Data listing »
## START

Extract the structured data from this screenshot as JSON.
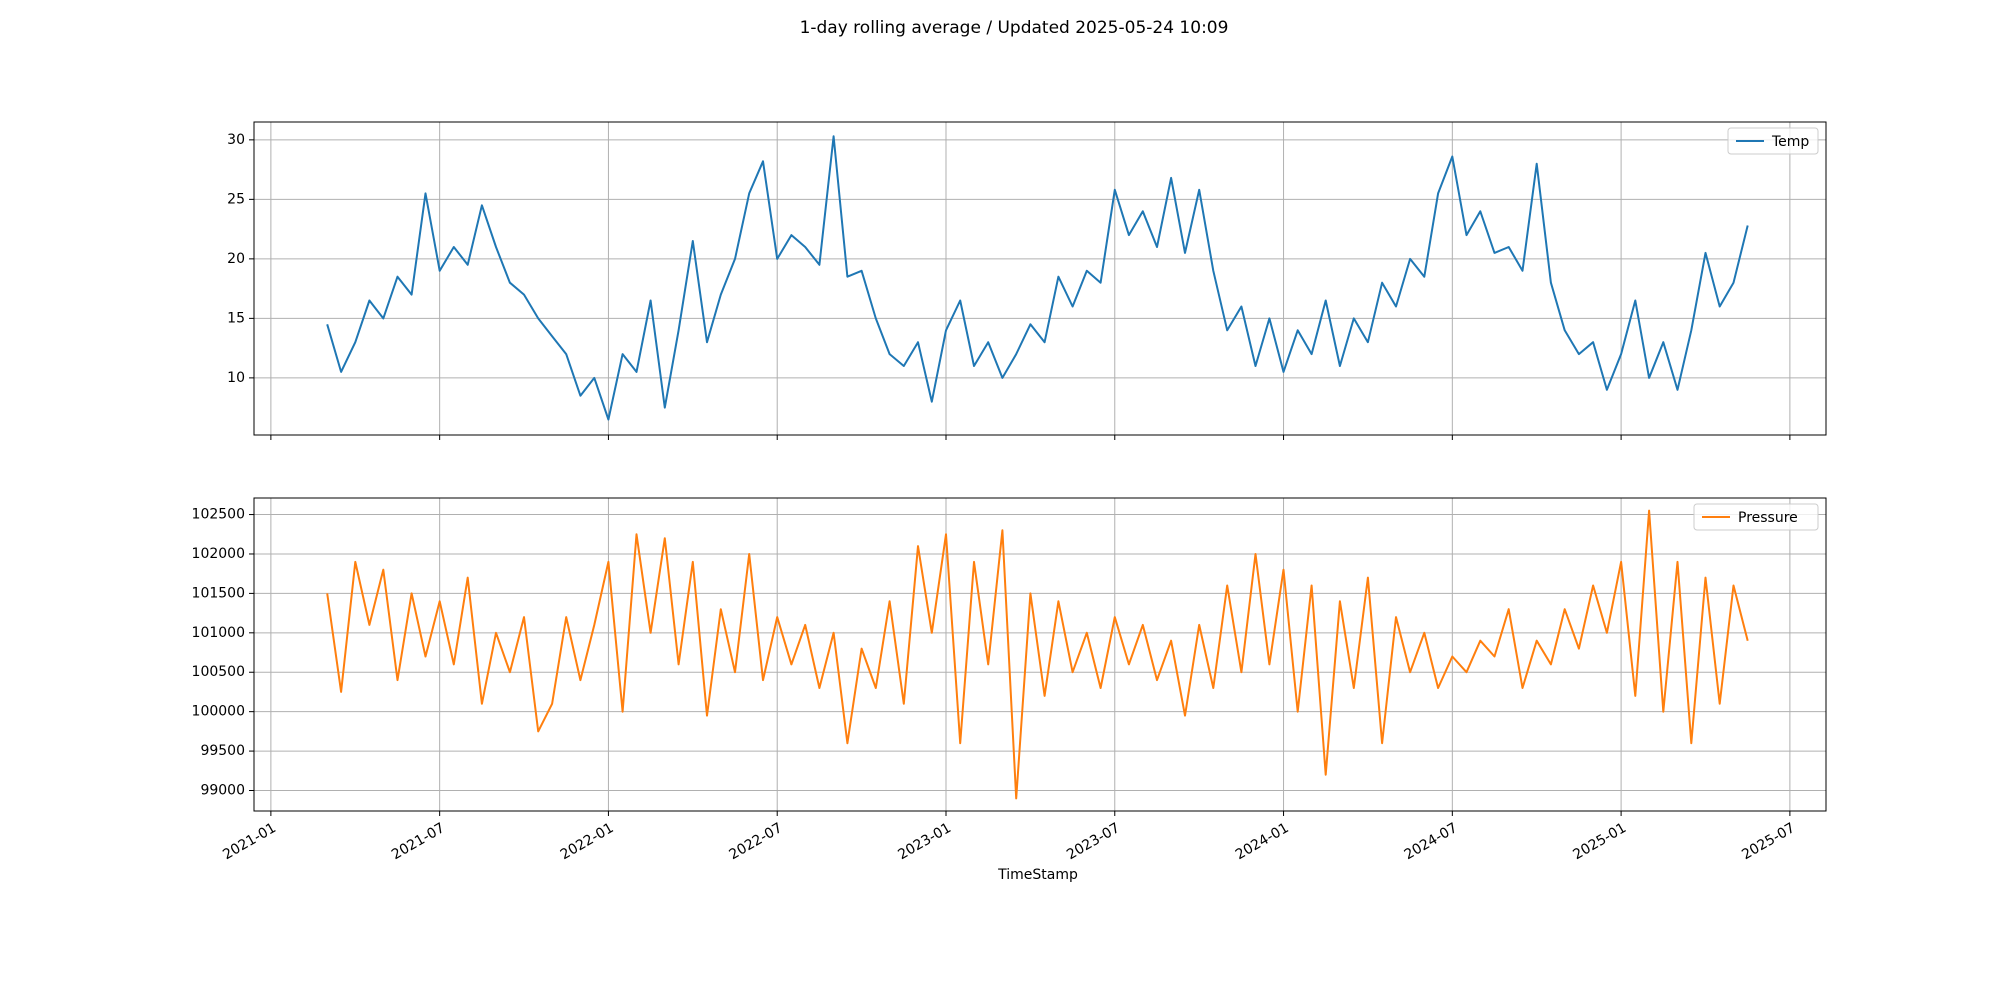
{
  "chart_data": [
    {
      "type": "line",
      "title": "1-day rolling average / Updated 2025-05-24 10:09",
      "x": [
        2021.167,
        2021.208,
        2021.25,
        2021.292,
        2021.333,
        2021.375,
        2021.417,
        2021.458,
        2021.5,
        2021.542,
        2021.583,
        2021.625,
        2021.667,
        2021.708,
        2021.75,
        2021.792,
        2021.833,
        2021.875,
        2021.917,
        2021.958,
        2022.0,
        2022.042,
        2022.083,
        2022.125,
        2022.167,
        2022.208,
        2022.25,
        2022.292,
        2022.333,
        2022.375,
        2022.417,
        2022.458,
        2022.5,
        2022.542,
        2022.583,
        2022.625,
        2022.667,
        2022.708,
        2022.75,
        2022.792,
        2022.833,
        2022.875,
        2022.917,
        2022.958,
        2023.0,
        2023.042,
        2023.083,
        2023.125,
        2023.167,
        2023.208,
        2023.25,
        2023.292,
        2023.333,
        2023.375,
        2023.417,
        2023.458,
        2023.5,
        2023.542,
        2023.583,
        2023.625,
        2023.667,
        2023.708,
        2023.75,
        2023.792,
        2023.833,
        2023.875,
        2023.917,
        2023.958,
        2024.0,
        2024.042,
        2024.083,
        2024.125,
        2024.167,
        2024.208,
        2024.25,
        2024.292,
        2024.333,
        2024.375,
        2024.417,
        2024.458,
        2024.5,
        2024.542,
        2024.583,
        2024.625,
        2024.667,
        2024.708,
        2024.75,
        2024.792,
        2024.833,
        2024.875,
        2024.917,
        2024.958,
        2025.0,
        2025.042,
        2025.083,
        2025.125,
        2025.167,
        2025.208,
        2025.25,
        2025.292,
        2025.333,
        2025.375
      ],
      "series": [
        {
          "name": "Temp",
          "color": "#1f77b4",
          "values": [
            14.5,
            10.5,
            13,
            16.5,
            15,
            18.5,
            17,
            25.5,
            19,
            21,
            19.5,
            24.5,
            21,
            18,
            17,
            15,
            13.5,
            12,
            8.5,
            10,
            6.5,
            12,
            10.5,
            16.5,
            7.5,
            14,
            21.5,
            13,
            17,
            20,
            25.5,
            28.2,
            20,
            22,
            21,
            19.5,
            30.3,
            18.5,
            19,
            15,
            12,
            11,
            13,
            8,
            14,
            16.5,
            11,
            13,
            10,
            12,
            14.5,
            13,
            18.5,
            16,
            19,
            18,
            25.8,
            22,
            24,
            21,
            26.8,
            20.5,
            25.8,
            19,
            14,
            16,
            11,
            15,
            10.5,
            14,
            12,
            16.5,
            11,
            15,
            13,
            18,
            16,
            20,
            18.5,
            25.5,
            28.6,
            22,
            24,
            20.5,
            21,
            19,
            28,
            18,
            14,
            12,
            13,
            9,
            12,
            16.5,
            10,
            13,
            9,
            14,
            20.5,
            16,
            18,
            22.8
          ]
        }
      ],
      "xlim": [
        2020.95,
        2025.607
      ],
      "xticks": [
        2021.0,
        2021.5,
        2022.0,
        2022.5,
        2023.0,
        2023.5,
        2024.0,
        2024.5,
        2025.0,
        2025.5
      ],
      "ylim": [
        5.2,
        31.5
      ],
      "yticks": [
        10,
        15,
        20,
        25,
        30
      ],
      "grid": true,
      "legend": "upper right"
    },
    {
      "type": "line",
      "xlabel": "TimeStamp",
      "x": [
        2021.167,
        2021.208,
        2021.25,
        2021.292,
        2021.333,
        2021.375,
        2021.417,
        2021.458,
        2021.5,
        2021.542,
        2021.583,
        2021.625,
        2021.667,
        2021.708,
        2021.75,
        2021.792,
        2021.833,
        2021.875,
        2021.917,
        2021.958,
        2022.0,
        2022.042,
        2022.083,
        2022.125,
        2022.167,
        2022.208,
        2022.25,
        2022.292,
        2022.333,
        2022.375,
        2022.417,
        2022.458,
        2022.5,
        2022.542,
        2022.583,
        2022.625,
        2022.667,
        2022.708,
        2022.75,
        2022.792,
        2022.833,
        2022.875,
        2022.917,
        2022.958,
        2023.0,
        2023.042,
        2023.083,
        2023.125,
        2023.167,
        2023.208,
        2023.25,
        2023.292,
        2023.333,
        2023.375,
        2023.417,
        2023.458,
        2023.5,
        2023.542,
        2023.583,
        2023.625,
        2023.667,
        2023.708,
        2023.75,
        2023.792,
        2023.833,
        2023.875,
        2023.917,
        2023.958,
        2024.0,
        2024.042,
        2024.083,
        2024.125,
        2024.167,
        2024.208,
        2024.25,
        2024.292,
        2024.333,
        2024.375,
        2024.417,
        2024.458,
        2024.5,
        2024.542,
        2024.583,
        2024.625,
        2024.667,
        2024.708,
        2024.75,
        2024.792,
        2024.833,
        2024.875,
        2024.917,
        2024.958,
        2025.0,
        2025.042,
        2025.083,
        2025.125,
        2025.167,
        2025.208,
        2025.25,
        2025.292,
        2025.333,
        2025.375
      ],
      "series": [
        {
          "name": "Pressure",
          "color": "#ff7f0e",
          "values": [
            101500,
            100250,
            101900,
            101100,
            101800,
            100400,
            101500,
            100700,
            101400,
            100600,
            101700,
            100100,
            101000,
            100500,
            101200,
            99750,
            100100,
            101200,
            100400,
            101100,
            101900,
            100000,
            102250,
            101000,
            102200,
            100600,
            101900,
            99950,
            101300,
            100500,
            102000,
            100400,
            101200,
            100600,
            101100,
            100300,
            101000,
            99600,
            100800,
            100300,
            101400,
            100100,
            102100,
            101000,
            102250,
            99600,
            101900,
            100600,
            102300,
            98900,
            101500,
            100200,
            101400,
            100500,
            101000,
            100300,
            101200,
            100600,
            101100,
            100400,
            100900,
            99950,
            101100,
            100300,
            101600,
            100500,
            102000,
            100600,
            101800,
            100000,
            101600,
            99200,
            101400,
            100300,
            101700,
            99600,
            101200,
            100500,
            101000,
            100300,
            100700,
            100500,
            100900,
            100700,
            101300,
            100300,
            100900,
            100600,
            101300,
            100800,
            101600,
            101000,
            101900,
            100200,
            102550,
            100000,
            101900,
            99600,
            101700,
            100100,
            101600,
            100900
          ]
        }
      ],
      "xlim": [
        2020.95,
        2025.607
      ],
      "xticks": [
        {
          "value": 2021.0,
          "label": "2021-01"
        },
        {
          "value": 2021.5,
          "label": "2021-07"
        },
        {
          "value": 2022.0,
          "label": "2022-01"
        },
        {
          "value": 2022.5,
          "label": "2022-07"
        },
        {
          "value": 2023.0,
          "label": "2023-01"
        },
        {
          "value": 2023.5,
          "label": "2023-07"
        },
        {
          "value": 2024.0,
          "label": "2024-01"
        },
        {
          "value": 2024.5,
          "label": "2024-07"
        },
        {
          "value": 2025.0,
          "label": "2025-01"
        },
        {
          "value": 2025.5,
          "label": "2025-07"
        }
      ],
      "ylim": [
        98740,
        102710
      ],
      "yticks": [
        99000,
        99500,
        100000,
        100500,
        101000,
        101500,
        102000,
        102500
      ],
      "grid": true,
      "legend": "upper right"
    }
  ]
}
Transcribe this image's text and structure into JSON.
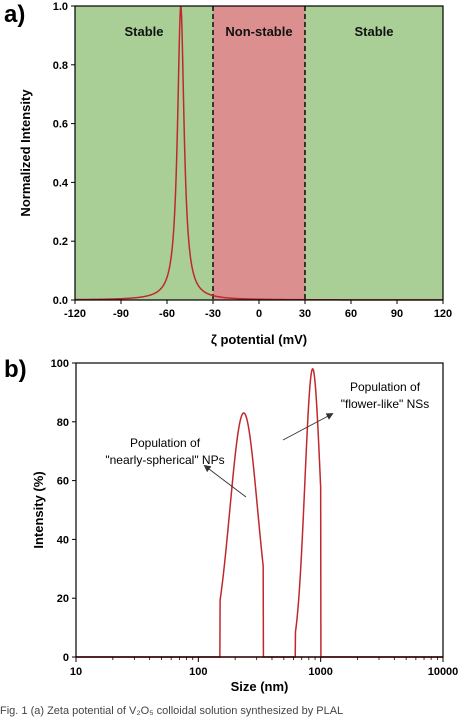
{
  "chart_data": [
    {
      "type": "line",
      "panel_label": "a)",
      "xlabel": "ζ potential (mV)",
      "ylabel": "Normalized Intensity",
      "xlim": [
        -120,
        120
      ],
      "ylim": [
        0,
        1.0
      ],
      "x_ticks": [
        -120,
        -90,
        -60,
        -30,
        0,
        30,
        60,
        90,
        120
      ],
      "x_tick_labels": [
        "-120",
        "-90",
        "-60",
        "-30",
        "0",
        "30",
        "60",
        "90",
        "120"
      ],
      "y_ticks": [
        0,
        0.2,
        0.4,
        0.6,
        0.8,
        1.0
      ],
      "y_tick_labels": [
        "0.0",
        "0.2",
        "0.4",
        "0.6",
        "0.8",
        "1.0"
      ],
      "regions": [
        {
          "label": "Stable",
          "from": -120,
          "to": -30,
          "color": "#a9cf97"
        },
        {
          "label": "Non-stable",
          "from": -30,
          "to": 30,
          "color": "#dc8f8f"
        },
        {
          "label": "Stable",
          "from": 30,
          "to": 120,
          "color": "#a9cf97"
        }
      ],
      "boundaries": [
        -30,
        30
      ],
      "peak": {
        "center": -51,
        "half_width": 2.6,
        "height": 1.0
      },
      "series": [
        {
          "x": [
            -120,
            -100,
            -90,
            -80,
            -70,
            -65,
            -60,
            -58,
            -56,
            -55,
            -54,
            -53,
            -52,
            -51.5,
            -51,
            -50.5,
            -50,
            -49,
            -48,
            -47,
            -46,
            -44,
            -42,
            -40,
            -35,
            -30,
            -20,
            0,
            30
          ],
          "y": [
            0.0,
            0.005,
            0.008,
            0.018,
            0.04,
            0.07,
            0.12,
            0.16,
            0.27,
            0.33,
            0.46,
            0.64,
            0.88,
            0.96,
            1.0,
            0.96,
            0.89,
            0.63,
            0.42,
            0.31,
            0.2,
            0.12,
            0.08,
            0.055,
            0.025,
            0.012,
            0.004,
            0.0,
            0.0
          ],
          "color": "#c0282d"
        }
      ]
    },
    {
      "type": "line",
      "panel_label": "b)",
      "xlabel": "Size (nm)",
      "ylabel": "Intensity (%)",
      "xscale": "log",
      "xlim": [
        10,
        10000
      ],
      "ylim": [
        0,
        100
      ],
      "x_ticks": [
        10,
        100,
        1000,
        10000
      ],
      "x_tick_labels": [
        "10",
        "100",
        "1000",
        "10000"
      ],
      "y_ticks": [
        0,
        20,
        40,
        60,
        80,
        100
      ],
      "y_tick_labels": [
        "0",
        "20",
        "40",
        "60",
        "80",
        "100"
      ],
      "series": [
        {
          "x": [
            10,
            150,
            160,
            175,
            190,
            205,
            220,
            235,
            250,
            265,
            280,
            300,
            320,
            340,
            10000
          ],
          "y": [
            0,
            0,
            8,
            30,
            55,
            72,
            80,
            83,
            80,
            68,
            48,
            22,
            5,
            0,
            0
          ],
          "color": "#c0282d"
        },
        {
          "x": [
            10,
            620,
            660,
            700,
            740,
            780,
            820,
            860,
            900,
            940,
            975,
            1000,
            10000
          ],
          "y": [
            0,
            0,
            25,
            60,
            82,
            92,
            97,
            98,
            90,
            60,
            25,
            0,
            0
          ],
          "color": "#c0282d"
        }
      ],
      "annotations": [
        {
          "lines": [
            "Population of",
            "\"nearly-spherical\" NPs"
          ]
        },
        {
          "lines": [
            "Population of",
            "\"flower-like\" NSs"
          ]
        }
      ]
    }
  ],
  "caption": "Fig. 1  (a) Zeta potential of V₂O₅ colloidal solution synthesized by PLAL"
}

## END

Given problem » Search the data for the string "xlabel". List each line that has it.

Response to this exercise »
      "xlabel": "TimeStamp",
      "xlabel": "ζ potential (mV)",
      "xlabel": "Size (nm)",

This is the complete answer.